[Stored items]
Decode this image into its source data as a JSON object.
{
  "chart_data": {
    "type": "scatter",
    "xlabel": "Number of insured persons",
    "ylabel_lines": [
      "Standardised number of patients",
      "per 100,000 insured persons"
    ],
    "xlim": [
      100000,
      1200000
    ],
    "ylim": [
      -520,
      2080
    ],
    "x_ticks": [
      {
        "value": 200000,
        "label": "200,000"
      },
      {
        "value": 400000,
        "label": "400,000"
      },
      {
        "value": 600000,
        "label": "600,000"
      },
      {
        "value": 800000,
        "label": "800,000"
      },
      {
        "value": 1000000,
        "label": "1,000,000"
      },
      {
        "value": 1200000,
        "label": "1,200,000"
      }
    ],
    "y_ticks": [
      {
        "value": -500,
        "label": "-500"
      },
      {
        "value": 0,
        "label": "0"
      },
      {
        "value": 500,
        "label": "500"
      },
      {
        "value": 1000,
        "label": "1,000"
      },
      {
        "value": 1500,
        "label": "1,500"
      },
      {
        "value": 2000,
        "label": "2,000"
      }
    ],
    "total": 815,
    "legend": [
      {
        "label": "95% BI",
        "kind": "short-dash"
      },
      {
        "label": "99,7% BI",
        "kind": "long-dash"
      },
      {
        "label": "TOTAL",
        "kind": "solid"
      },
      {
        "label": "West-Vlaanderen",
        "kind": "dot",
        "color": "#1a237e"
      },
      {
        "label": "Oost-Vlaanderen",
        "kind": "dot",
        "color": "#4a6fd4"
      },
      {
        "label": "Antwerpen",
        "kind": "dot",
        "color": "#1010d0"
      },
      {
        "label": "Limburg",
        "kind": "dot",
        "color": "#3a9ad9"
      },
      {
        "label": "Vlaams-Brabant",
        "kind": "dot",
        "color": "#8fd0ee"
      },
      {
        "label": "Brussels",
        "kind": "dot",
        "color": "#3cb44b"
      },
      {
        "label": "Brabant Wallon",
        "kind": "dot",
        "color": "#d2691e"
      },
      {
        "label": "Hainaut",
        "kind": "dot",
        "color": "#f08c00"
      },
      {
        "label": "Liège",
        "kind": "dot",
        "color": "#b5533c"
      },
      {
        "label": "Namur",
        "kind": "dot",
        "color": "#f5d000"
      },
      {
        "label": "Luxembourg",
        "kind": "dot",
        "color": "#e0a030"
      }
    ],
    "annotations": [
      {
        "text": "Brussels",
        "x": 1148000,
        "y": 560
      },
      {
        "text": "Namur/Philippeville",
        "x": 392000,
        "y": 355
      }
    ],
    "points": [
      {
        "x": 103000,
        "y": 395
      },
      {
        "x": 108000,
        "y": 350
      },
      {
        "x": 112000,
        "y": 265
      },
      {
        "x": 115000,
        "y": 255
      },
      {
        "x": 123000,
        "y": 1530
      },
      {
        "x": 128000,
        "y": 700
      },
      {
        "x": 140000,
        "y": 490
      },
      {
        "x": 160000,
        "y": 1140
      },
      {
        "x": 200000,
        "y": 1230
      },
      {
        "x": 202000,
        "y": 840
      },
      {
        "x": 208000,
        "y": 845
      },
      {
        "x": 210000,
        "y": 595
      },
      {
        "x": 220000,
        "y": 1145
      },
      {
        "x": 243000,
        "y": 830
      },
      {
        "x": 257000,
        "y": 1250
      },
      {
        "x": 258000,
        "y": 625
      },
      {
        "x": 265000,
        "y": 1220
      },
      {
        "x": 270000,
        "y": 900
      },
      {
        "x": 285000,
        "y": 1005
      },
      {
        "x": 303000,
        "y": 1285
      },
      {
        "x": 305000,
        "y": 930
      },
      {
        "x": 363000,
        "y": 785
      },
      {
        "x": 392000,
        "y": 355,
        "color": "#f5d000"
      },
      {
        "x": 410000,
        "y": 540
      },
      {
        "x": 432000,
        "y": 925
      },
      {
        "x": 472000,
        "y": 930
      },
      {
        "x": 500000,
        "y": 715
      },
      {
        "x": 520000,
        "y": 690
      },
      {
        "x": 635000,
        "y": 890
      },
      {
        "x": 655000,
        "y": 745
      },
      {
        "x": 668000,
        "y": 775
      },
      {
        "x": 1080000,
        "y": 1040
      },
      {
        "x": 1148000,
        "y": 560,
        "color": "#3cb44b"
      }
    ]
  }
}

▸ What this task involves: The total, and only the total: count the lines above that contain "Vlaanderen".

▸ Response area: 2